* BEGIN *

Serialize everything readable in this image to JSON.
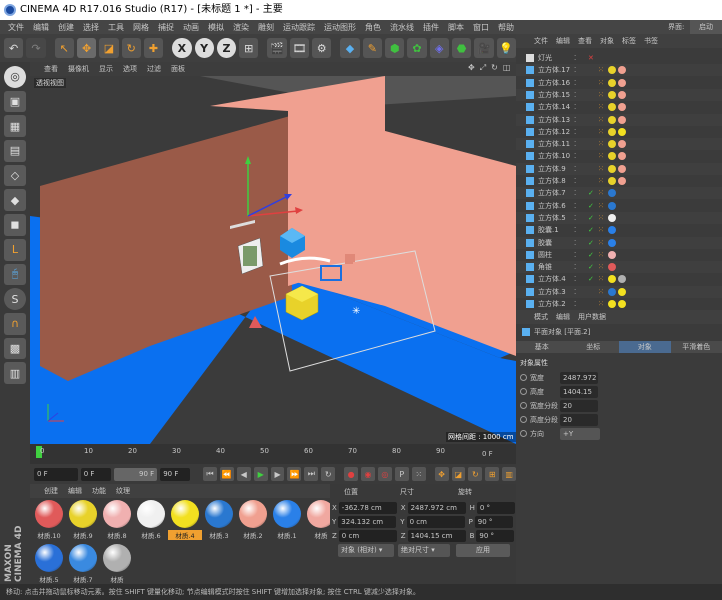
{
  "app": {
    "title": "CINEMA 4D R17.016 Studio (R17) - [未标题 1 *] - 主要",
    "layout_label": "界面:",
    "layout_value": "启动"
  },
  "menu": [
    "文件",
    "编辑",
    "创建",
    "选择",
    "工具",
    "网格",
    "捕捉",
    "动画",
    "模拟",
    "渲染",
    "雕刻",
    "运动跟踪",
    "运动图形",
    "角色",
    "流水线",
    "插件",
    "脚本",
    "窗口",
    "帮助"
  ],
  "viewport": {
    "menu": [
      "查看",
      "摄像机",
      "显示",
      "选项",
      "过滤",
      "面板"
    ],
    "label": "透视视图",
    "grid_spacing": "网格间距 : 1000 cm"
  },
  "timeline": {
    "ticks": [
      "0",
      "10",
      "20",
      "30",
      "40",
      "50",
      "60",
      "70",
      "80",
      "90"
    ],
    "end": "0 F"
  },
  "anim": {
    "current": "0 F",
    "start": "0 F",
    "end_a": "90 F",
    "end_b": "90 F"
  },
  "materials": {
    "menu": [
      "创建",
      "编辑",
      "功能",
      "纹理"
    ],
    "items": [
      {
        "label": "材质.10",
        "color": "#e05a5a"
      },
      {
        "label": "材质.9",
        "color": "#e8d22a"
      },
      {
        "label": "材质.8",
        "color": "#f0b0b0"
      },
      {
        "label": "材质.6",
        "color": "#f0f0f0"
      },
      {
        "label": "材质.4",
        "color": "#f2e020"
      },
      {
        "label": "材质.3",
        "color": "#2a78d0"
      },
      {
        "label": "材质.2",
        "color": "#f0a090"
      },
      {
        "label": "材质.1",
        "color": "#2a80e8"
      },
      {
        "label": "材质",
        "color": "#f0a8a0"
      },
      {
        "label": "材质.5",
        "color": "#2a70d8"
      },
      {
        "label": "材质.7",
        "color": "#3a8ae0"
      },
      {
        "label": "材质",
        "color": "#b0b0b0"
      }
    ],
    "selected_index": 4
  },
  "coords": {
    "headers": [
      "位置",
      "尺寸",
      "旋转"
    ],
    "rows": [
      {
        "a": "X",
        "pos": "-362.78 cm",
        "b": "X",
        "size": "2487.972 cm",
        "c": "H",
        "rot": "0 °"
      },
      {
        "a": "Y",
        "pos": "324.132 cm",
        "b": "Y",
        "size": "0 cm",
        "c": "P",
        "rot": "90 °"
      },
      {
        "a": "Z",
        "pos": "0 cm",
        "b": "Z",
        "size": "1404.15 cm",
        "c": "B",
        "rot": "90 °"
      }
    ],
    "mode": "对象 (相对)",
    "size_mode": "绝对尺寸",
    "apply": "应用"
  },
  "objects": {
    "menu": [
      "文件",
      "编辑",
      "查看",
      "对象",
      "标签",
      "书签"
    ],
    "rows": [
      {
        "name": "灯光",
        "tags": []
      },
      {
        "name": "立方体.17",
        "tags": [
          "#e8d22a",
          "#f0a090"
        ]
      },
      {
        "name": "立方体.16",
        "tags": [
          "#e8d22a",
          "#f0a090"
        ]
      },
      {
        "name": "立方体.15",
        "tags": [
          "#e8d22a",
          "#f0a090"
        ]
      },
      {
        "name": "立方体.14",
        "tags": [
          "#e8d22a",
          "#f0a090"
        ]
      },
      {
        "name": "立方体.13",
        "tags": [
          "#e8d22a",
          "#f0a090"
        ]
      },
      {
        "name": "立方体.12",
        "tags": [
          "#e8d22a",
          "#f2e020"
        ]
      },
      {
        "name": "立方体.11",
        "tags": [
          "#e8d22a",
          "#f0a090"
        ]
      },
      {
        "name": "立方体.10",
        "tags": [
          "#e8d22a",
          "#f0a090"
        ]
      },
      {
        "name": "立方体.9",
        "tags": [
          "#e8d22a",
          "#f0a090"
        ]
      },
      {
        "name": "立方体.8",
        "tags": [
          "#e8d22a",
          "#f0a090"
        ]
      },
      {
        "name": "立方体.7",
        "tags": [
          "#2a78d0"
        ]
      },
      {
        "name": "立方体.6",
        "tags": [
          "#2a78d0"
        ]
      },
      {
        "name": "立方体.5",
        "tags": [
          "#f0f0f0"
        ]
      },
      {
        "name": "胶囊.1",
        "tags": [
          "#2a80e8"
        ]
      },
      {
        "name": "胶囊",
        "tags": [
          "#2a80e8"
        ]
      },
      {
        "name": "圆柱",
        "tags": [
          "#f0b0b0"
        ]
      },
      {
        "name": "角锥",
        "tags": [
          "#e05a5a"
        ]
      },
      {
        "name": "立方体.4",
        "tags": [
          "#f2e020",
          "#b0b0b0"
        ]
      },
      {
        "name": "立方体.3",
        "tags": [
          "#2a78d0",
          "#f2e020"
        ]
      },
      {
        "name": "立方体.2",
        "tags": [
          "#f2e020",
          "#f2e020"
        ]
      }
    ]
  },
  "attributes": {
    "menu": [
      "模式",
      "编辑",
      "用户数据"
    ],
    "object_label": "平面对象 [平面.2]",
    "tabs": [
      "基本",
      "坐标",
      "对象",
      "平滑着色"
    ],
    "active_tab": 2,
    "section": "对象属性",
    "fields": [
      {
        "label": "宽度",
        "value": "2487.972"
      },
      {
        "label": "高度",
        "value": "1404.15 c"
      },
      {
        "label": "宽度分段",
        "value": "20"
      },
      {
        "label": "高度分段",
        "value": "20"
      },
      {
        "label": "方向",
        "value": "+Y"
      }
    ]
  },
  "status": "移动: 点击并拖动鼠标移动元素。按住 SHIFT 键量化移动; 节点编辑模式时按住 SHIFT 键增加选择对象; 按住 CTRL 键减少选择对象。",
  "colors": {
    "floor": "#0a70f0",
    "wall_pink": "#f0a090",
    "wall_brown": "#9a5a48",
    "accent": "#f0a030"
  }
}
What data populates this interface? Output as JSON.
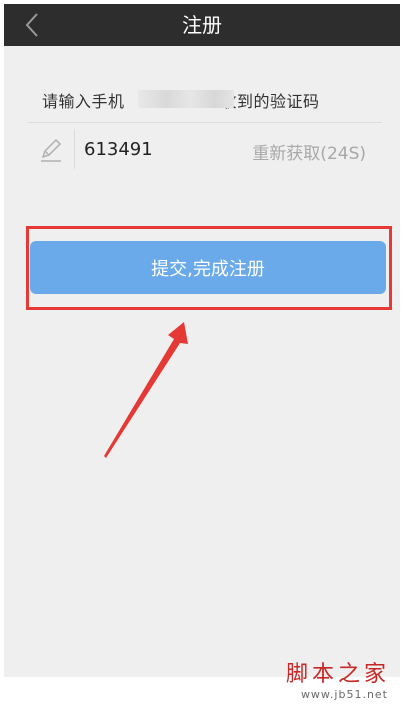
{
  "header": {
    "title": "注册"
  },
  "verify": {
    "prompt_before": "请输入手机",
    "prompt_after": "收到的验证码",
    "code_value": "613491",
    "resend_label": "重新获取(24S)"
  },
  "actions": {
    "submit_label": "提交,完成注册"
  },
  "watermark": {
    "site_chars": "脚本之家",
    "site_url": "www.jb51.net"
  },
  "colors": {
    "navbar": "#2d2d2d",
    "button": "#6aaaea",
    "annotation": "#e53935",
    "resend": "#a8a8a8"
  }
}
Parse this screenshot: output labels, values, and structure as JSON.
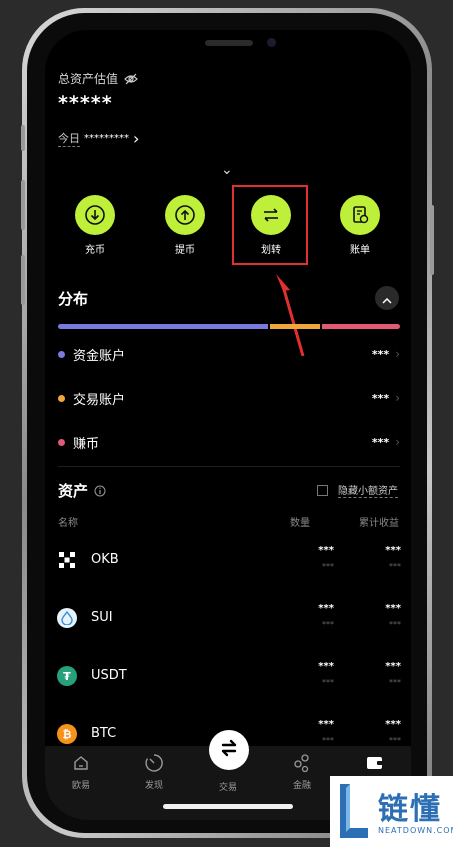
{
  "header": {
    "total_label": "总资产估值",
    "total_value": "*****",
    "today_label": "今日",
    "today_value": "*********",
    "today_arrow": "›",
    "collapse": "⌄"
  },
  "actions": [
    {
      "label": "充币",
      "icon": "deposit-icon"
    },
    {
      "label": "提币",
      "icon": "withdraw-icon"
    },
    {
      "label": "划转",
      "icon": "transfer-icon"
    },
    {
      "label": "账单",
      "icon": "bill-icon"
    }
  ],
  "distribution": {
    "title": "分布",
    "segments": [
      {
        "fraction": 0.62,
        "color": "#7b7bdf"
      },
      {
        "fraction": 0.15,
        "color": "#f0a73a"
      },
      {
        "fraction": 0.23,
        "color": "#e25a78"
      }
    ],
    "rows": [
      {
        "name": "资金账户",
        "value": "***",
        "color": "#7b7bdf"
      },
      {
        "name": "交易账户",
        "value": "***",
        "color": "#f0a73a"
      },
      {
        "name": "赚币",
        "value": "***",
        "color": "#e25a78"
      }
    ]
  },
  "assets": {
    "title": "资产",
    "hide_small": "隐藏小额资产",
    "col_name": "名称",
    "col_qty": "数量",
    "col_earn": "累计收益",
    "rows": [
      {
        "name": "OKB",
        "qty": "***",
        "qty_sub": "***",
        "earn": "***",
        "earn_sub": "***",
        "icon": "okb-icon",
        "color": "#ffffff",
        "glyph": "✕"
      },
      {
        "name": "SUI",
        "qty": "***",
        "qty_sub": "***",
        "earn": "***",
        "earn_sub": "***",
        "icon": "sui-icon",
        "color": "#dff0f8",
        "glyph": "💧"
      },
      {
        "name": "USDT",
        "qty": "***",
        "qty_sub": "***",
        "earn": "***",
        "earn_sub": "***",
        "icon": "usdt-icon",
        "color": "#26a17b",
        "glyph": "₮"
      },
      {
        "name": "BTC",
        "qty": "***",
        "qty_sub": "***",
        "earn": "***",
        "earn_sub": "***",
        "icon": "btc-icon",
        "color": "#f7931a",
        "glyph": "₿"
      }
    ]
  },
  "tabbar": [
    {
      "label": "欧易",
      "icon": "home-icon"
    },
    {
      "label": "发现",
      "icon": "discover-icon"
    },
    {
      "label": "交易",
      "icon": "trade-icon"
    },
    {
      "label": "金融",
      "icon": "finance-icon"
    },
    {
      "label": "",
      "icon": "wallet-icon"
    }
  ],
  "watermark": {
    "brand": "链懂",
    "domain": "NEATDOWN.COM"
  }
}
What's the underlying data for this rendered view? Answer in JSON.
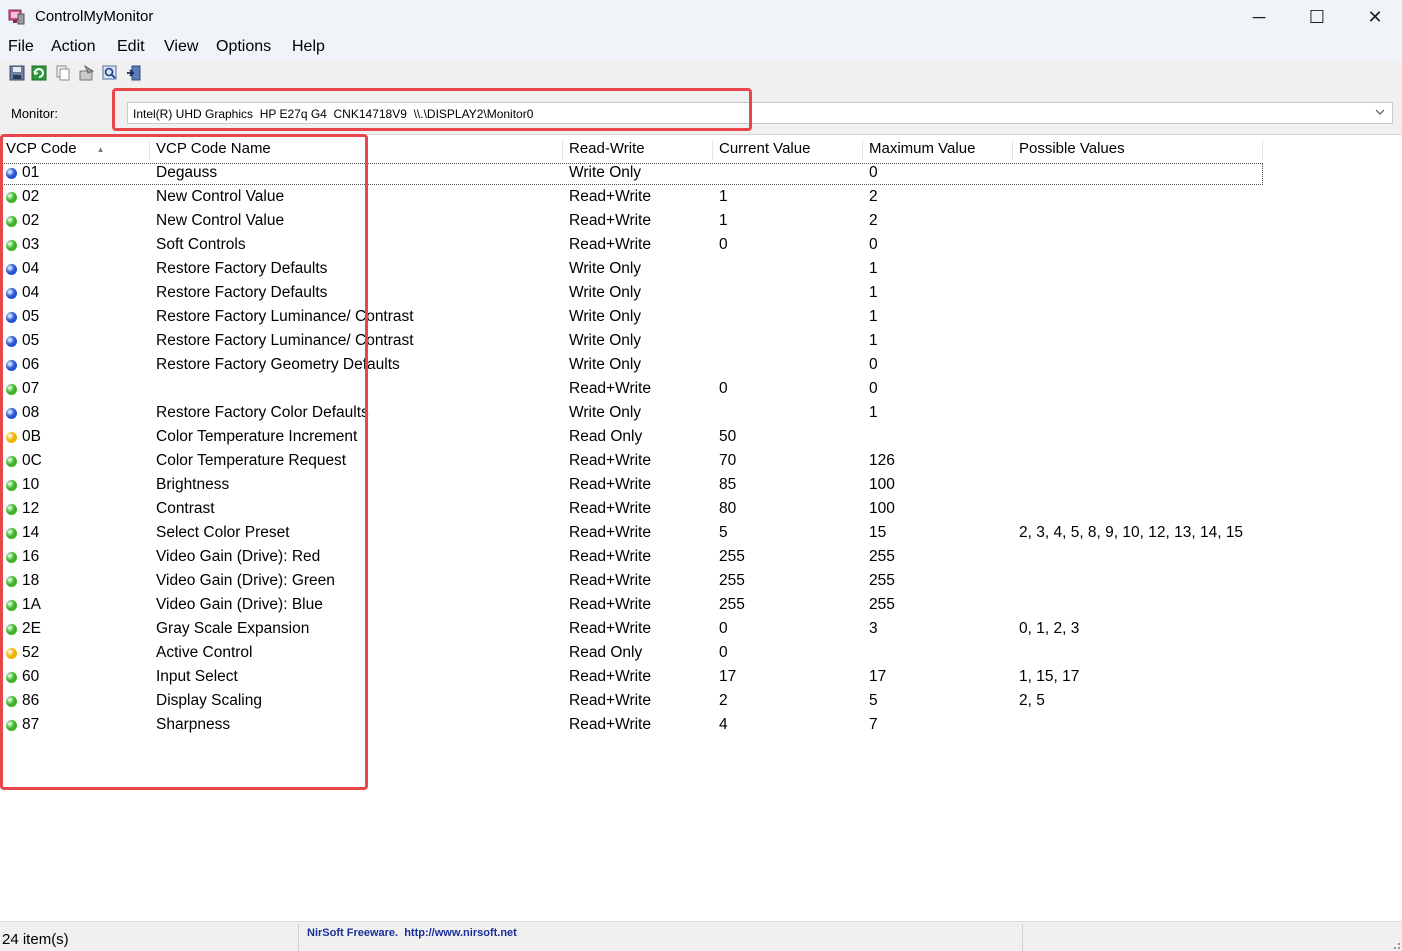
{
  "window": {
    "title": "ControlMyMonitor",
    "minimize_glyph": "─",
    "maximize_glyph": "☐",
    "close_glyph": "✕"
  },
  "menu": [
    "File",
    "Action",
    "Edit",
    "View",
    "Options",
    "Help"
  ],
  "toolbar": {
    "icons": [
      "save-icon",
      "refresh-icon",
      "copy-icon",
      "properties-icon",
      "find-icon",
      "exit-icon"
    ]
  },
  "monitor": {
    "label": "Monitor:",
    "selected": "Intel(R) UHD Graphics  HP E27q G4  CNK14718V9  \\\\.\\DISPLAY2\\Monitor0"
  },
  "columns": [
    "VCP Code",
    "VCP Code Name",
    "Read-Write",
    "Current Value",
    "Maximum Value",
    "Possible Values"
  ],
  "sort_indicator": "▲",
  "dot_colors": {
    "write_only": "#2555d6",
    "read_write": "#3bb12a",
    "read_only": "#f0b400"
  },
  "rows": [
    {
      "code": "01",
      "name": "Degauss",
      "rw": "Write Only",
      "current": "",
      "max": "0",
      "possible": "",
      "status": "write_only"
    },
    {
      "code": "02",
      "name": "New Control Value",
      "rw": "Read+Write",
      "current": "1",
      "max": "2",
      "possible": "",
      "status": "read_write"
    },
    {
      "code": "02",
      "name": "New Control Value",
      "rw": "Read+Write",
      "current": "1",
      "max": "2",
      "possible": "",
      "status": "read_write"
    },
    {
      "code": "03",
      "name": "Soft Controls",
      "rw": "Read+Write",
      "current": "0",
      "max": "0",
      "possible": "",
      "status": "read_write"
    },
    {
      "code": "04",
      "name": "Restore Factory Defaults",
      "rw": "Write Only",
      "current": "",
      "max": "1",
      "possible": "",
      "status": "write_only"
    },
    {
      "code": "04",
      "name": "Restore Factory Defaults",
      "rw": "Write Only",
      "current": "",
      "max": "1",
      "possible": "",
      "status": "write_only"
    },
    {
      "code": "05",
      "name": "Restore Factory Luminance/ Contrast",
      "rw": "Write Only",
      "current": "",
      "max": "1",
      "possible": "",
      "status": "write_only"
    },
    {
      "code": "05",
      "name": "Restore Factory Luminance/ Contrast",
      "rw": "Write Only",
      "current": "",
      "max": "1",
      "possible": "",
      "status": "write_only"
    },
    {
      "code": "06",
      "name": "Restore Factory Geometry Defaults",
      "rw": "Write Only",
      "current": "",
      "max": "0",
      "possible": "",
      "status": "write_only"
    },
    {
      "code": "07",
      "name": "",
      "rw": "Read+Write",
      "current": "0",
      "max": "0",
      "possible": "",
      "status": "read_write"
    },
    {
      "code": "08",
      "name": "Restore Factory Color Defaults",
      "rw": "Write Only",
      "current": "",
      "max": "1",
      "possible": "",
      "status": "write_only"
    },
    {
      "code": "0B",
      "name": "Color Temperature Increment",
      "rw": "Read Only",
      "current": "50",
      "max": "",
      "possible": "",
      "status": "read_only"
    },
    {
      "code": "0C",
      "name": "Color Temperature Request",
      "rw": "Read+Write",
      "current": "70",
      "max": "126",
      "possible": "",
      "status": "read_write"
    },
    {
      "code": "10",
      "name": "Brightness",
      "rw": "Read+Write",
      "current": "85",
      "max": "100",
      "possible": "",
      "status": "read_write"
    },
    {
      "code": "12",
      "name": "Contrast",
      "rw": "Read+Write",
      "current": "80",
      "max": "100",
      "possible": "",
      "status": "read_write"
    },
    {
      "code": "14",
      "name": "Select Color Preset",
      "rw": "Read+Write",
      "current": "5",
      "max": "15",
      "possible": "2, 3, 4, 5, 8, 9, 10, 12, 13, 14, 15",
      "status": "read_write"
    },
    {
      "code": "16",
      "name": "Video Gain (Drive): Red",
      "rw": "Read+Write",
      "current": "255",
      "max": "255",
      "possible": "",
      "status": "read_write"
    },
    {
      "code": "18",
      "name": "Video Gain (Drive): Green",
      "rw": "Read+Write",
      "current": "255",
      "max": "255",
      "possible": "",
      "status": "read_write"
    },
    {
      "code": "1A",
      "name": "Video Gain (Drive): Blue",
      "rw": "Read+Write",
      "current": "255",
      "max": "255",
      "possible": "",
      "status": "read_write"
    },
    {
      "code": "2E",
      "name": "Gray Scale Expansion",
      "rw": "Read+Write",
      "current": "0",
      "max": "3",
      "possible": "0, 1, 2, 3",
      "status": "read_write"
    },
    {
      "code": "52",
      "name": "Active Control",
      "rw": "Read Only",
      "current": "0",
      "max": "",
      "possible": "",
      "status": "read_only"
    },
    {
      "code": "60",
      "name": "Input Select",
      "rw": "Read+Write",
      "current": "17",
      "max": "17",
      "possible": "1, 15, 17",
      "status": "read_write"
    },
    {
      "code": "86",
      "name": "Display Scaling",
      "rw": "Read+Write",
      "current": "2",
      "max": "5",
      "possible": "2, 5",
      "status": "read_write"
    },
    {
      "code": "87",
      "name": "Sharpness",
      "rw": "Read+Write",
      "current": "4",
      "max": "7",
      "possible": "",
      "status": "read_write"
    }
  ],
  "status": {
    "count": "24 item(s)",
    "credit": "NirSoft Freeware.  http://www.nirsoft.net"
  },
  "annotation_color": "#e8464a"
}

* END *

> **WRITTEN TASK**:
Copy out the lines that hold "data".

> **RESPONSE BELOW**:
What data populates this interface? Output as JSON.
What's the underlying data for this rendered view? Answer in JSON.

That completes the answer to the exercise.